* _Work to be completed_: Collect every line of the items below that contains the string "sidebar", matching case exactly.

* _Input material_:
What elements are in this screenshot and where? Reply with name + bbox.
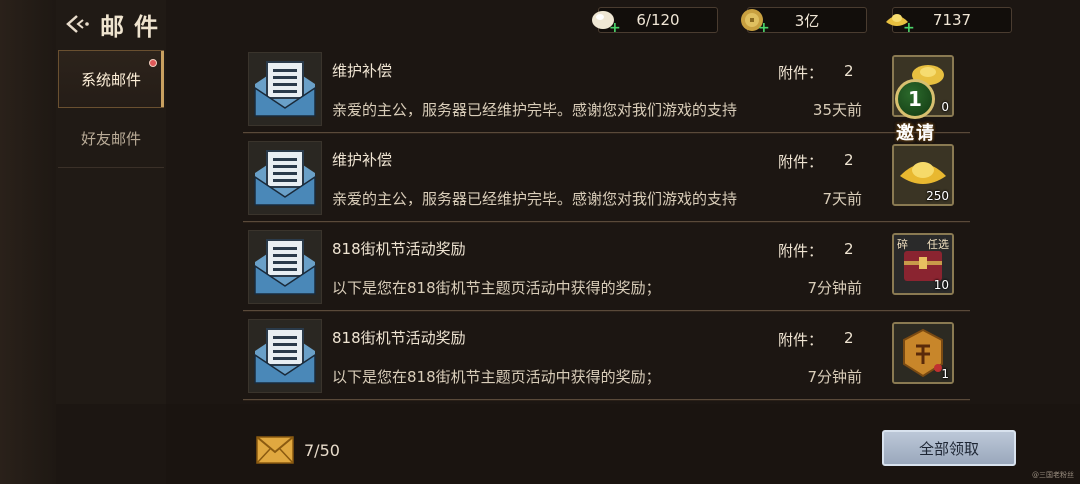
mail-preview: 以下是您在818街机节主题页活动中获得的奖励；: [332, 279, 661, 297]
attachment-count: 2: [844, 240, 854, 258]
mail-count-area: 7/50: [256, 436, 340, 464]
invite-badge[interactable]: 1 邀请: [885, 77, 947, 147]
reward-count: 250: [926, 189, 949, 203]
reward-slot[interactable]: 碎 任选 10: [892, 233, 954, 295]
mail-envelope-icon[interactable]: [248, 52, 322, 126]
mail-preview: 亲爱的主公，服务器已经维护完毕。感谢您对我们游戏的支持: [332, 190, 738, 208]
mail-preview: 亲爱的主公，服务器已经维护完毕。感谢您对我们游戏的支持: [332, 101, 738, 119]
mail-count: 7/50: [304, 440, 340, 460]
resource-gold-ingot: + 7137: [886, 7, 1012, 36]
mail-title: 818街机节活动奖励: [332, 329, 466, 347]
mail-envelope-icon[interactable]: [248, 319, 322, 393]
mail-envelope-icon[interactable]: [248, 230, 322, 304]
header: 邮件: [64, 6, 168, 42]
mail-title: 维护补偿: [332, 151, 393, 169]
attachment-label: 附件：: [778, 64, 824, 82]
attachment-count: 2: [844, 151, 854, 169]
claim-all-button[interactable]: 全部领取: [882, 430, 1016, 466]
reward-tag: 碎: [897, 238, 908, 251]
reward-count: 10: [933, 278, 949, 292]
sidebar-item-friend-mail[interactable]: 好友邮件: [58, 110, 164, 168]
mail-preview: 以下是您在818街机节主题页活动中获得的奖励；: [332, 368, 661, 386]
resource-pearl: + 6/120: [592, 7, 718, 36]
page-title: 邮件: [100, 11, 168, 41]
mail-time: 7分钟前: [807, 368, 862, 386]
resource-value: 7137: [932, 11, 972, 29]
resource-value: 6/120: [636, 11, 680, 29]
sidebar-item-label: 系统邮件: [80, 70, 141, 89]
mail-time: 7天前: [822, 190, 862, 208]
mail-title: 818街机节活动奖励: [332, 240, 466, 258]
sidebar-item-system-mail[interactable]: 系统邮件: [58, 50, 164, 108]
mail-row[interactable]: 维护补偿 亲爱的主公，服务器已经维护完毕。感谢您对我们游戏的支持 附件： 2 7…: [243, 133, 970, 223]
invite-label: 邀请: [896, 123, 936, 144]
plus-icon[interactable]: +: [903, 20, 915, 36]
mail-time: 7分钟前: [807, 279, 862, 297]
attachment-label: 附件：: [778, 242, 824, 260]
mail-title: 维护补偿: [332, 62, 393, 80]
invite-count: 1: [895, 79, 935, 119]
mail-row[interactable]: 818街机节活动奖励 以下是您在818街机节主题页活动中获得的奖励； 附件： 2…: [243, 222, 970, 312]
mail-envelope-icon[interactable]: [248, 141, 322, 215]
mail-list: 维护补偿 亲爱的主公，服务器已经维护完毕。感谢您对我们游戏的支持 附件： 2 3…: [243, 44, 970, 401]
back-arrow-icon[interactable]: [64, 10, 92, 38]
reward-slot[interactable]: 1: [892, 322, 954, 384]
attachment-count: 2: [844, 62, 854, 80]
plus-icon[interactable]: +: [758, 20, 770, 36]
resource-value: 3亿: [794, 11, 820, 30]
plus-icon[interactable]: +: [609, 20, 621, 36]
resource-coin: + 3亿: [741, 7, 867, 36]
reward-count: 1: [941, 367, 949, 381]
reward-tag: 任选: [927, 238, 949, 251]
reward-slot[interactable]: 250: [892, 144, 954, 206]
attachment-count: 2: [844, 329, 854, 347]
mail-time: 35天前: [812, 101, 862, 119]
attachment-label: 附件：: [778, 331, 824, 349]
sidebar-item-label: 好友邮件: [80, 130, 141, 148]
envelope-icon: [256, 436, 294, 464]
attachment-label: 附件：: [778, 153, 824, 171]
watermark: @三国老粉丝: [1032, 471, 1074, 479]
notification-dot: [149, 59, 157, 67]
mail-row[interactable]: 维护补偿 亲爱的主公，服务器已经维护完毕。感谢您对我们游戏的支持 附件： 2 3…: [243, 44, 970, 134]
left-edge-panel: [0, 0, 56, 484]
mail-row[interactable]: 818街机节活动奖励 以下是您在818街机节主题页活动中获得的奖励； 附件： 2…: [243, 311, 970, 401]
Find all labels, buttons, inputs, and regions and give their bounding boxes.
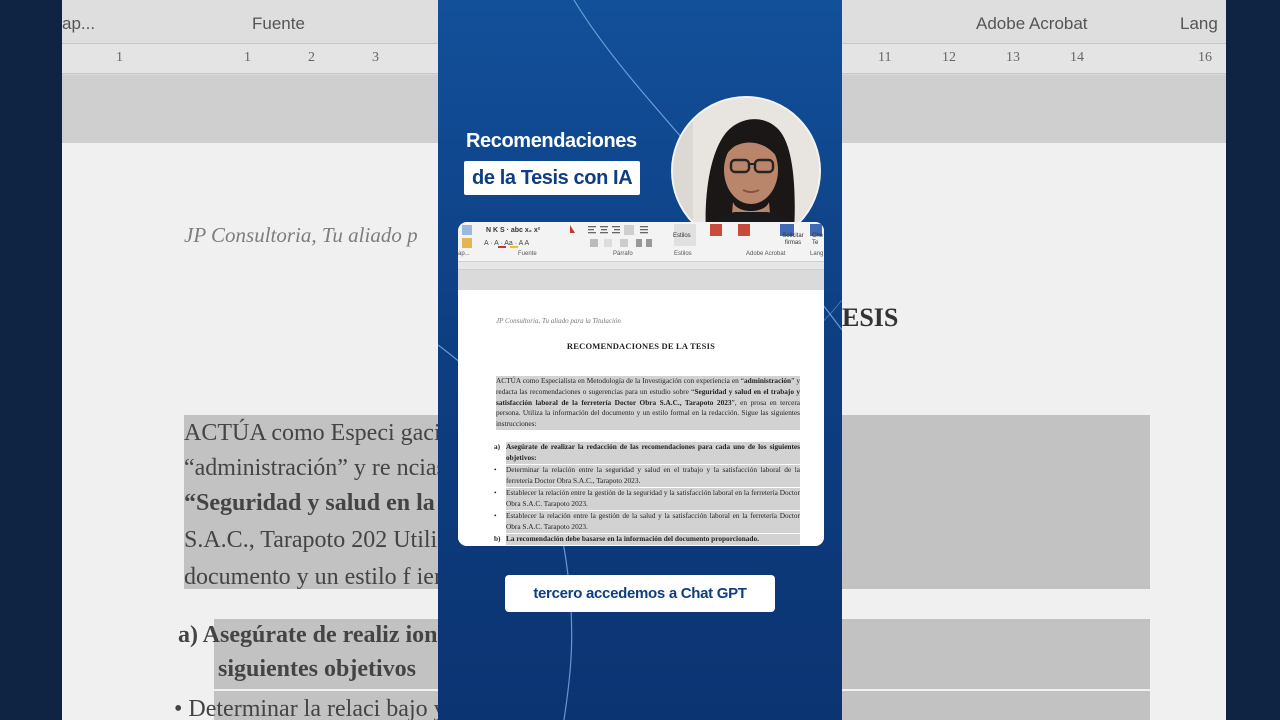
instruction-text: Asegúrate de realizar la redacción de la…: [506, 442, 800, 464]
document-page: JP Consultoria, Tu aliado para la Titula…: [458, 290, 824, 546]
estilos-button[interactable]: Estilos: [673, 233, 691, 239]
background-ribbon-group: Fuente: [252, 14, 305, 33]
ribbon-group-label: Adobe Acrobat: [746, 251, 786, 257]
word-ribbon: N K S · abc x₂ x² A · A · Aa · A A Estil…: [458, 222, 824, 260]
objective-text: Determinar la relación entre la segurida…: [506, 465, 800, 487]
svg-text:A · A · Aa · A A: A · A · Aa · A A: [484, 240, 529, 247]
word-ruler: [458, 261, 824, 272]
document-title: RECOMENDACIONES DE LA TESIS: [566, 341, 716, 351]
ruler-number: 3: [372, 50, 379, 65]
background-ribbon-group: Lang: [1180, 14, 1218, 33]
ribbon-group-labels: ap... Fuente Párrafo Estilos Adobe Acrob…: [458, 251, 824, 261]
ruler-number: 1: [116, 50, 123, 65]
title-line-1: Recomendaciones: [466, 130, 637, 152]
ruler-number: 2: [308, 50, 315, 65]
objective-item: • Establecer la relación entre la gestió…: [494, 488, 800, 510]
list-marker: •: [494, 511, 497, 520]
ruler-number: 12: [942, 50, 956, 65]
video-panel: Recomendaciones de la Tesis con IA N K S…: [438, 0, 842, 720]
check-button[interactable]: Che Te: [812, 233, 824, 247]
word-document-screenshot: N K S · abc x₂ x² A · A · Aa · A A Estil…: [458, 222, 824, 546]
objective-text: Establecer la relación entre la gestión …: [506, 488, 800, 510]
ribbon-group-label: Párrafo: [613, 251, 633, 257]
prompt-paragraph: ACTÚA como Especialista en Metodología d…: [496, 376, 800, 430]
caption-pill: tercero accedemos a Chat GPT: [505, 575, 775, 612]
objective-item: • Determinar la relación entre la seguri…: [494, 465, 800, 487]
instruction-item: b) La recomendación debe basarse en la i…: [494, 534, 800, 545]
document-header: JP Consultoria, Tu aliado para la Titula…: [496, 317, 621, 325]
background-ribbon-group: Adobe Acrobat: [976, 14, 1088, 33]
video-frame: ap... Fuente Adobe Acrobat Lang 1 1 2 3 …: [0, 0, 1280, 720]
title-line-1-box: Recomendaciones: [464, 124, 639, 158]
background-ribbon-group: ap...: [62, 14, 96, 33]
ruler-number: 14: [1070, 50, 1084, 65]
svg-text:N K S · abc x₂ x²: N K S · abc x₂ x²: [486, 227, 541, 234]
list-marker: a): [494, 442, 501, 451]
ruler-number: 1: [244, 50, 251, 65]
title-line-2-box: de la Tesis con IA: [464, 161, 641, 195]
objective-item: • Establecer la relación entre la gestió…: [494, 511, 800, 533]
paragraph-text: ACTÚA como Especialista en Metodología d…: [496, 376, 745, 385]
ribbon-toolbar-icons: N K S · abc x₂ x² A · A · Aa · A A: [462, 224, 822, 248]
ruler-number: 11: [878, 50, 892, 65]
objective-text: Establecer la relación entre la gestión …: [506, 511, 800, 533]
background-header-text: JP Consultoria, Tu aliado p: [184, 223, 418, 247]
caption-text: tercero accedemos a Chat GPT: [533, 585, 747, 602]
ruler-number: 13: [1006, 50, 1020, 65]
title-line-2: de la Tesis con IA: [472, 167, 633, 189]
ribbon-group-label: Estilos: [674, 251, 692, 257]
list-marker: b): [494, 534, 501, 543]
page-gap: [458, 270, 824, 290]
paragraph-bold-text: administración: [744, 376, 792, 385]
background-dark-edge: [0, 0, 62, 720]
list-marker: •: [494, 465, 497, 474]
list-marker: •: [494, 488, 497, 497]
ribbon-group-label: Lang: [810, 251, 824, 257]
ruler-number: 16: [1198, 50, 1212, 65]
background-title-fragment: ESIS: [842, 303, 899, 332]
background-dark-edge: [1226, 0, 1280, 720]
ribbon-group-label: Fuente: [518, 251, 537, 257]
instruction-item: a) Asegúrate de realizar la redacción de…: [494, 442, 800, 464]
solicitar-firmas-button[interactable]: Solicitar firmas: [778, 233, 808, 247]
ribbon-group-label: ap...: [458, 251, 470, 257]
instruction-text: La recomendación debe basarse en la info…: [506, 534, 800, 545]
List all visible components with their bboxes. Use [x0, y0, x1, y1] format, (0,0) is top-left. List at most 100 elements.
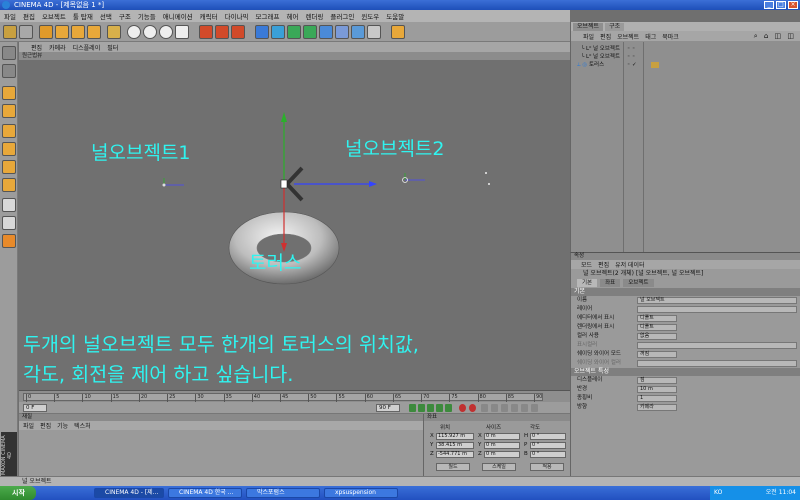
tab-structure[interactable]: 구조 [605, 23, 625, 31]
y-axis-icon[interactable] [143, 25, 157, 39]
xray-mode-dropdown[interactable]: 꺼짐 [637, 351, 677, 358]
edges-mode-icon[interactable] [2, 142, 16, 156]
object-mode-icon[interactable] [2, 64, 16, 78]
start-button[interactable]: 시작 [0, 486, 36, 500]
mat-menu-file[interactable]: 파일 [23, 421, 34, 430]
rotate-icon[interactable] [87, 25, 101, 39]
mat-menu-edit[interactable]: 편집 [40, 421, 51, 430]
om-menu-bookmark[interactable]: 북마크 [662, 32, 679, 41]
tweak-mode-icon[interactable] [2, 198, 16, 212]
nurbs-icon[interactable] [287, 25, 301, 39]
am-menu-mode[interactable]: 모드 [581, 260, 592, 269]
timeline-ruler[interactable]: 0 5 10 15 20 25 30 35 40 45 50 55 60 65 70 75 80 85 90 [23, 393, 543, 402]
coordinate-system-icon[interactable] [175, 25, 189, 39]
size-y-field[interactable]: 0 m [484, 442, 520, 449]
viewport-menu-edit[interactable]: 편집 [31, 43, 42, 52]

* _Reply to the exercise_:
sidebar-item-friend-mail[interactable]: 好友邮件: [58, 110, 164, 168]
sidebar-item-label: 系统邮件: [80, 70, 141, 89]
sidebar-item-system-mail[interactable]: 系统邮件: [58, 50, 164, 108]
sidebar-item-label: 好友邮件: [80, 130, 141, 148]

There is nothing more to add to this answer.